The results of the RAND study, along with the realities of growing use of HDHPs offer a good case for at least partly explaining the slowdown in cost-growth. Giving this view even more weight, a survey conducted by consultancy Mercer last year, found that the growing use of HDHPs by employers has helped drive their cost growth down to the lowest in 15 years.

The broader takeaway is that getting more skin in the game, financially, from consumers may help keep overall healthcare spending down. Ultimately, however, those covered by HDHPs only represent about six percent of those covered by private insurance - so the effect on overall healthcare spending will likely be minimal. Still, the impacts of higher-cost sharing are becoming visible, as out-of-pocket spending grew by 2.8 percent in 2011, compared to 2.1 percent in 2010, reflecting higher cost-sharing requirements across all plan types.  (However, the RAND study found that if the proportion of people with employer-sponsored coverage with HDHPs rose to 50 percent, annual health expenditures would fall by about $57 billion - accounting for more than half of the 2011 increase in health care spending.)

While the cost-reducing effects of HDHPs are clear, some critics, like Aaron Carroll at the Incidental Economist, have argued that HDHPs may lead people to avoid care that they might need. Indeed, The RAND study found that the savings were driven, in no small part, by reductions in the use of services. (An unexplained phenomenon in the RAND study, however, is that much of the reduction in services was in preventive care which has been covered by most HDHPs even before Obamacare's requirements). These concerns are certainly valid, and health outcomes for individuals with HDHPs will have to be monitored over the years.

As we learn more about states' health insurance exchanges and the types of plans that insurers will be offering, we should hope to see continued growth in HDHP use. Despite critics' concerns, HDHPs offer a market-based tactic for bringing younger, healthier patients into health insurers' pools - and more healthy people in the pools means lower costs for those with chronic ailments as insurers are better able to spread their risk. And while consumer-directed plans shouldn't be seen as a panacea for our healthcare spending (now standing at 18 percent of GDP), for those concerned about the cost of our system, they offer a great starting point.


Despite all the uncertainties of Obamacare, one fact has remained - insurance will become more expensive.

The NY Times reports that insurers are seeking double-digit rate increases in a number of markets - in California for instance, some 68,000 people will see an average increase of 18.8% in the individual market. In Connecticut, a state that will have one of the highest bars for participation in their insurance exchange, a slew of individual market products have already seen increases of about 14%, affecting over 20,000 people.

Under Obamacare, HHS requires states to conduct reviews of proposed health insurance premium increases. For states without an "effective review process" HHS will conduct the reviews themselves. The basic idea is that exposing insurers to public, and government scrutiny will help keep down insurance costs for consumers - there is reason to doubt that this will pan out as well as hoped.

Exercise: Summarize the passage on health insurance costs in two sentences.

[Document structure recognition data]
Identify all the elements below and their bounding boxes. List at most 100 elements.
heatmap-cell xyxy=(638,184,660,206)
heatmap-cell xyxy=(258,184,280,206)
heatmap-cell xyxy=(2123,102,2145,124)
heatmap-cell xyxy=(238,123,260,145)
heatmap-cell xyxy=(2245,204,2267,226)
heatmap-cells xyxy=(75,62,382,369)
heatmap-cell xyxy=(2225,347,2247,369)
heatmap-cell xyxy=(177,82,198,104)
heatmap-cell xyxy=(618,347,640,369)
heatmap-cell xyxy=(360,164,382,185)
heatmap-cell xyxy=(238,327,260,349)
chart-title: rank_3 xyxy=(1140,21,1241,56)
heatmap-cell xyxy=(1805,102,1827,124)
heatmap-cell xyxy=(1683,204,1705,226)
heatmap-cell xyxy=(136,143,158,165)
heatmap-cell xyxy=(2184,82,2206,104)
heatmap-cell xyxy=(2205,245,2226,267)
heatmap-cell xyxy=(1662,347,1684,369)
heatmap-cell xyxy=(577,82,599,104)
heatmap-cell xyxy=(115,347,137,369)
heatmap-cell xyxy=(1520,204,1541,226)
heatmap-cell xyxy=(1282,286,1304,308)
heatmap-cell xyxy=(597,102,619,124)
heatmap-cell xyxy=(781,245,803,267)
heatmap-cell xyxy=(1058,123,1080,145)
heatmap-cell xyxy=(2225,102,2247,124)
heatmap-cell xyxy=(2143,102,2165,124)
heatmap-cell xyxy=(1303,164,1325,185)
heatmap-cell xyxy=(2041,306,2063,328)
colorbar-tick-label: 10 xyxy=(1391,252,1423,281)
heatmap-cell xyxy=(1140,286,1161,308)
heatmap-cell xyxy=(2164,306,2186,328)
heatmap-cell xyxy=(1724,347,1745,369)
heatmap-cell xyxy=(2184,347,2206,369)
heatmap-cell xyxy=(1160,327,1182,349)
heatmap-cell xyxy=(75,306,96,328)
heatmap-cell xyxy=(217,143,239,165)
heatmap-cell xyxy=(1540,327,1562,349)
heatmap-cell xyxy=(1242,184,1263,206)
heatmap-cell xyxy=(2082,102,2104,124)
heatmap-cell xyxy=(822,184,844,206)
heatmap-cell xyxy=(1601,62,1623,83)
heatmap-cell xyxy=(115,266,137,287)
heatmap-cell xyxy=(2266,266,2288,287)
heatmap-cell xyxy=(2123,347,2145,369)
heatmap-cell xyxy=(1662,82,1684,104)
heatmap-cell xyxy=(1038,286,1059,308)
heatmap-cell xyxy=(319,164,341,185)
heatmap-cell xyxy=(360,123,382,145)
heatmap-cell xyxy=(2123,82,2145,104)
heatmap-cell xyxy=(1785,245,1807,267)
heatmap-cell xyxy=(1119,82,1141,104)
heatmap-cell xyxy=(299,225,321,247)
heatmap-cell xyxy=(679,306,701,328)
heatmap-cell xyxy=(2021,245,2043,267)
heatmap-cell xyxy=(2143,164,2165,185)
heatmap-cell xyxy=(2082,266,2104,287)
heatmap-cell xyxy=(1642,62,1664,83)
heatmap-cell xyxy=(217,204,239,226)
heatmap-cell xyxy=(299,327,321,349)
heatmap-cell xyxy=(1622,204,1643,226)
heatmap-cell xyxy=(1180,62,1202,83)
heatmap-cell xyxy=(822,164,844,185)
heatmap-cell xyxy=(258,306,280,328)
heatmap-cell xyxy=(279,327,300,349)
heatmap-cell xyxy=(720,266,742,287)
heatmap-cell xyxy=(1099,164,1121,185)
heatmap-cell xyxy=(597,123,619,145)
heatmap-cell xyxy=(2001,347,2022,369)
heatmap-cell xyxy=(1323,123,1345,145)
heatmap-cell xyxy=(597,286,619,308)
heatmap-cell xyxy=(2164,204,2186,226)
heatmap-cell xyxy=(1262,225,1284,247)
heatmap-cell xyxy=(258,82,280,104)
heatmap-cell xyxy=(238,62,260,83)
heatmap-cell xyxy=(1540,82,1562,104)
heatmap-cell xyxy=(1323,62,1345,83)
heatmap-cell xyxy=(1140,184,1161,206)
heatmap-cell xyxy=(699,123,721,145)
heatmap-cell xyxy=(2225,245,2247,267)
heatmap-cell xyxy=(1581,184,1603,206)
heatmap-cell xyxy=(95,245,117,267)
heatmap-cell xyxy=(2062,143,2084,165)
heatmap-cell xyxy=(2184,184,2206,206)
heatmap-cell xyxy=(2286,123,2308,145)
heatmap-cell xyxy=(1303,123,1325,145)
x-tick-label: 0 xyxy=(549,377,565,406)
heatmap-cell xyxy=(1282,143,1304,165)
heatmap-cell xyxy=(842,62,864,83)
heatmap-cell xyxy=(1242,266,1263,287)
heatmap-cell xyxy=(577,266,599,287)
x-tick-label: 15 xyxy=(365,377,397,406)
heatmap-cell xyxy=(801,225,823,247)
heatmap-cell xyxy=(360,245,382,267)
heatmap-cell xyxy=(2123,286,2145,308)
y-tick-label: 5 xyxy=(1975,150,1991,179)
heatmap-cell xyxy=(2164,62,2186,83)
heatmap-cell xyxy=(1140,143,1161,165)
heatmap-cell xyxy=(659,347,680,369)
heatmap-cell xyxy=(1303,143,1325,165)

Task output: A RAND study and a Mercer survey suggest that the growing use of high-deductible health plans (HDHPs) has helped slow healthcare cost growth, though these plans cover only about six percent of the privately insured and critics argue they may lead people to avoid care they might need. Under Obamacare, insurers are seeking double-digit rate increases in a number of markets, and HHS requires states to review proposed premium increases, though there is reason to doubt this will keep costs down as well as hoped.